"""
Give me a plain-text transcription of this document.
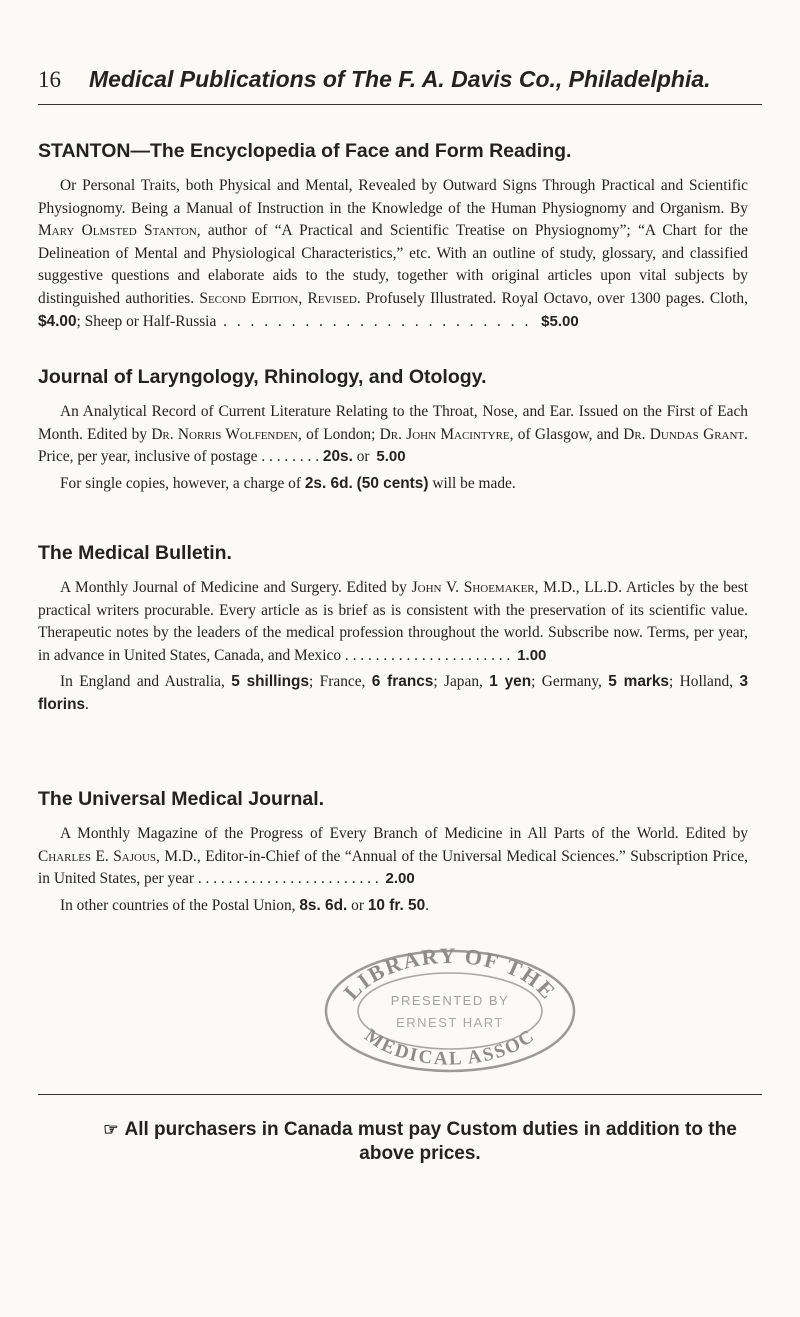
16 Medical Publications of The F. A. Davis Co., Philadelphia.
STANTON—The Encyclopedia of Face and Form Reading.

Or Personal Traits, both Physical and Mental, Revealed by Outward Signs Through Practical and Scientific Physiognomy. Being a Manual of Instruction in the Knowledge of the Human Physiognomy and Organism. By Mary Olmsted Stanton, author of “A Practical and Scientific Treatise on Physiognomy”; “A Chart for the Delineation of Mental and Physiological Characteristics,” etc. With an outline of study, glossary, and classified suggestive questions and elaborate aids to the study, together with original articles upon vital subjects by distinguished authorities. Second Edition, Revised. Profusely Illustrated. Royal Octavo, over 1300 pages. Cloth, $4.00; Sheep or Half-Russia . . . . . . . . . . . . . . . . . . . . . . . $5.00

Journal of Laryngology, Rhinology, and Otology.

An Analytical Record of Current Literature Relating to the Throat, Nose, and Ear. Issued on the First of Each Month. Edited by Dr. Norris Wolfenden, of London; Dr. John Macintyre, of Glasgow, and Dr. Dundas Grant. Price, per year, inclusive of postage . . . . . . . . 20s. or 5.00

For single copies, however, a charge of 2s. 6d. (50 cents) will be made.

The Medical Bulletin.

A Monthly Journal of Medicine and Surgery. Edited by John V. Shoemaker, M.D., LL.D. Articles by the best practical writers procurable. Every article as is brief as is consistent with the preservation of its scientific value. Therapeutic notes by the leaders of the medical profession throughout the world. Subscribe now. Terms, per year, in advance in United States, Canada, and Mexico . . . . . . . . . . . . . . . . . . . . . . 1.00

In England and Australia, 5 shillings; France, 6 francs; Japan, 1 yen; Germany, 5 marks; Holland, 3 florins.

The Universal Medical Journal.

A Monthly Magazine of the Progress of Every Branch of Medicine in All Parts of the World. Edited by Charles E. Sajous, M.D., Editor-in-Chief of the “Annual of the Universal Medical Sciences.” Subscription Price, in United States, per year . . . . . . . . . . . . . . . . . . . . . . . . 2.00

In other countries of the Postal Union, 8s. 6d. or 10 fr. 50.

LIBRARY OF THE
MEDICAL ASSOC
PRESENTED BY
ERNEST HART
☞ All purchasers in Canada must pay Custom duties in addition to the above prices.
"""
"""
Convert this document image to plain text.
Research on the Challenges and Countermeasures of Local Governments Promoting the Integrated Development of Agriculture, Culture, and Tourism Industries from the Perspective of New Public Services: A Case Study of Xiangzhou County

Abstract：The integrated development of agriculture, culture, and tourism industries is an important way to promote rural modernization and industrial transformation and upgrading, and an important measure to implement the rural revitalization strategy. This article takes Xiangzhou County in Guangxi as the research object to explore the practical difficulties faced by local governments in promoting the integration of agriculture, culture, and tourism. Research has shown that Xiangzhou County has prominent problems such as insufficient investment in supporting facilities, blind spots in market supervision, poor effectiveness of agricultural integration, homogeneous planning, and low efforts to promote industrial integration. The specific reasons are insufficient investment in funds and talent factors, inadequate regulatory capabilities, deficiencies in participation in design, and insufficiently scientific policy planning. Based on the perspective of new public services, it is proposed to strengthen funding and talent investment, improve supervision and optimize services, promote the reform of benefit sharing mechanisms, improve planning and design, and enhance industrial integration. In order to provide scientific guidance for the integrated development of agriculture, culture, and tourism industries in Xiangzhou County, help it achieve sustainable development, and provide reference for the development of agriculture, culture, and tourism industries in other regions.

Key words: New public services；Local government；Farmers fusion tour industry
"""
= WHAT YOU ARE ASKED TO DO =
Using the records above, pull out each line where the word "document" occurs.

= ANSWER TO THIS TASK =
Give me a plain-text transcription of this document.
Convert this document image to plain text.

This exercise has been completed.